• **Aim of the task**:
Word for word, restate every line of the material.

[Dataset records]

** start **

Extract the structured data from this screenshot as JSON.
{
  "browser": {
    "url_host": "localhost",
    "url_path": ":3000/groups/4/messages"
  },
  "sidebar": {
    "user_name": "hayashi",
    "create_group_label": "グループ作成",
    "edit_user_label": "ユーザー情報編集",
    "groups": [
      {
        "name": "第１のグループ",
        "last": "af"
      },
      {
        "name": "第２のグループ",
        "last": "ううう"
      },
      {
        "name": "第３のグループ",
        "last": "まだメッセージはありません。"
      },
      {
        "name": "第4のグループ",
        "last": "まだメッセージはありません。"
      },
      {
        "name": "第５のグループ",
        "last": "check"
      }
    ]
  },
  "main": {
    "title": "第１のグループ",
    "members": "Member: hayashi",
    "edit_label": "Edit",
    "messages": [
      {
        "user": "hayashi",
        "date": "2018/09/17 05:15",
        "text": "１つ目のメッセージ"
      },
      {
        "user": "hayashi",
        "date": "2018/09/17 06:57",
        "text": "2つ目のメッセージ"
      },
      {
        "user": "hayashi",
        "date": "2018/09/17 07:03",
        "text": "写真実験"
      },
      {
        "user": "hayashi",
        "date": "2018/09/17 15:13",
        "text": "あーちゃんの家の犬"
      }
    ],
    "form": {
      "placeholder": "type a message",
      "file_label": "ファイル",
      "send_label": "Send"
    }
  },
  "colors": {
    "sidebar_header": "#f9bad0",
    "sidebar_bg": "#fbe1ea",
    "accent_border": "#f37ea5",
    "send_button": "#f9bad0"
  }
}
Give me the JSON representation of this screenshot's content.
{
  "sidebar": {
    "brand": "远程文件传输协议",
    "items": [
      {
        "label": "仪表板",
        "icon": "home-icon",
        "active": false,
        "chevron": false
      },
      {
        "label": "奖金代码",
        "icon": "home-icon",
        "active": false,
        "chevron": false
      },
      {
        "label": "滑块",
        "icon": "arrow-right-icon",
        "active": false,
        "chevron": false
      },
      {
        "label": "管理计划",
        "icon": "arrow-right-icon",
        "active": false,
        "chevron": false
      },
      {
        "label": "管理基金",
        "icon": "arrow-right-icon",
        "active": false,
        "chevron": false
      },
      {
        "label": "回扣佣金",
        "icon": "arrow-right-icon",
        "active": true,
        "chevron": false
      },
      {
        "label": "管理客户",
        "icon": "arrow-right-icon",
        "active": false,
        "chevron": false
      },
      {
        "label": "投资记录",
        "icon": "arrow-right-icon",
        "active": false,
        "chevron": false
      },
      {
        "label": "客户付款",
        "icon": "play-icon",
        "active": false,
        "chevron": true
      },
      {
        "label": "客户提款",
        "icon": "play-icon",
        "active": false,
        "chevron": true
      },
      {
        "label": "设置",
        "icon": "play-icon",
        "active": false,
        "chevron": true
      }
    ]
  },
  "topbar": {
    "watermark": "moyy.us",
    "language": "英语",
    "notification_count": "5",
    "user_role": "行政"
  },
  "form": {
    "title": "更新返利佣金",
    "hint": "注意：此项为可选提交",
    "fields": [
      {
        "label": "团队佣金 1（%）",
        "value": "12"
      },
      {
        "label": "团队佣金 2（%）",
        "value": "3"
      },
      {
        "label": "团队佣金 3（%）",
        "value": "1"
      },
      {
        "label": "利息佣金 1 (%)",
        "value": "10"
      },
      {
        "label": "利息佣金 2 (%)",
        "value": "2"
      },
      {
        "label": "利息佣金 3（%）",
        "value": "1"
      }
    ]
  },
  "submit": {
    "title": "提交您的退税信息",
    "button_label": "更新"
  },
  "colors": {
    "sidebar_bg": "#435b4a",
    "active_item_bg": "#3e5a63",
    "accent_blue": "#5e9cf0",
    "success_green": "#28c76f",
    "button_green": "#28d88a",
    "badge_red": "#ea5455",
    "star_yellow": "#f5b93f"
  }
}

** end **

• **Exercise result**:
Extract the structured data from this screenshot as JSON.
{
  "browser": {
    "url_host": "localhost",
    "url_path": ":3000/groups/4/messages"
  },
  "sidebar": {
    "user_name": "hayashi",
    "create_group_label": "グループ作成",
    "edit_user_label": "ユーザー情報編集",
    "groups": [
      {
        "name": "第１のグループ",
        "last": "af"
      },
      {
        "name": "第２のグループ",
        "last": "ううう"
      },
      {
        "name": "第３のグループ",
        "last": "まだメッセージはありません。"
      },
      {
        "name": "第4のグループ",
        "last": "まだメッセージはありません。"
      },
      {
        "name": "第５のグループ",
        "last": "check"
      }
    ]
  },
  "main": {
    "title": "第１のグループ",
    "members": "Member: hayashi",
    "edit_label": "Edit",
    "messages": [
      {
        "user": "hayashi",
        "date": "2018/09/17 05:15",
        "text": "１つ目のメッセージ"
      },
      {
        "user": "hayashi",
        "date": "2018/09/17 06:57",
        "text": "2つ目のメッセージ"
      },
      {
        "user": "hayashi",
        "date": "2018/09/17 07:03",
        "text": "写真実験"
      },
      {
        "user": "hayashi",
        "date": "2018/09/17 15:13",
        "text": "あーちゃんの家の犬"
      }
    ],
    "form": {
      "placeholder": "type a message",
      "file_label": "ファイル",
      "send_label": "Send"
    }
  },
  "colors": {
    "sidebar_header": "#f9bad0",
    "sidebar_bg": "#fbe1ea",
    "accent_border": "#f37ea5",
    "send_button": "#f9bad0"
  }
}
Give me the JSON representation of this screenshot's content.
{
  "sidebar": {
    "brand": "远程文件传输协议",
    "items": [
      {
        "label": "仪表板",
        "icon": "home-icon",
        "active": false,
        "chevron": false
      },
      {
        "label": "奖金代码",
        "icon": "home-icon",
        "active": false,
        "chevron": false
      },
      {
        "label": "滑块",
        "icon": "arrow-right-icon",
        "active": false,
        "chevron": false
      },
      {
        "label": "管理计划",
        "icon": "arrow-right-icon",
        "active": false,
        "chevron": false
      },
      {
        "label": "管理基金",
        "icon": "arrow-right-icon",
        "active": false,
        "chevron": false
      },
      {
        "label": "回扣佣金",
        "icon": "arrow-right-icon",
        "active": true,
        "chevron": false
      },
      {
        "label": "管理客户",
        "icon": "arrow-right-icon",
        "active": false,
        "chevron": false
      },
      {
        "label": "投资记录",
        "icon": "arrow-right-icon",
        "active": false,
        "chevron": false
      },
      {
        "label": "客户付款",
        "icon": "play-icon",
        "active": false,
        "chevron": true
      },
      {
        "label": "客户提款",
        "icon": "play-icon",
        "active": false,
        "chevron": true
      },
      {
        "label": "设置",
        "icon": "play-icon",
        "active": false,
        "chevron": true
      }
    ]
  },
  "topbar": {
    "watermark": "moyy.us",
    "language": "英语",
    "notification_count": "5",
    "user_role": "行政"
  },
  "form": {
    "title": "更新返利佣金",
    "hint": "注意：此项为可选提交",
    "fields": [
      {
        "label": "团队佣金 1（%）",
        "value": "12"
      },
      {
        "label": "团队佣金 2（%）",
        "value": "3"
      },
      {
        "label": "团队佣金 3（%）",
        "value": "1"
      },
      {
        "label": "利息佣金 1 (%)",
        "value": "10"
      },
      {
        "label": "利息佣金 2 (%)",
        "value": "2"
      },
      {
        "label": "利息佣金 3（%）",
        "value": "1"
      }
    ]
  },
  "submit": {
    "title": "提交您的退税信息",
    "button_label": "更新"
  },
  "colors": {
    "sidebar_bg": "#435b4a",
    "active_item_bg": "#3e5a63",
    "accent_blue": "#5e9cf0",
    "success_green": "#28c76f",
    "button_green": "#28d88a",
    "badge_red": "#ea5455",
    "star_yellow": "#f5b93f"
  }
}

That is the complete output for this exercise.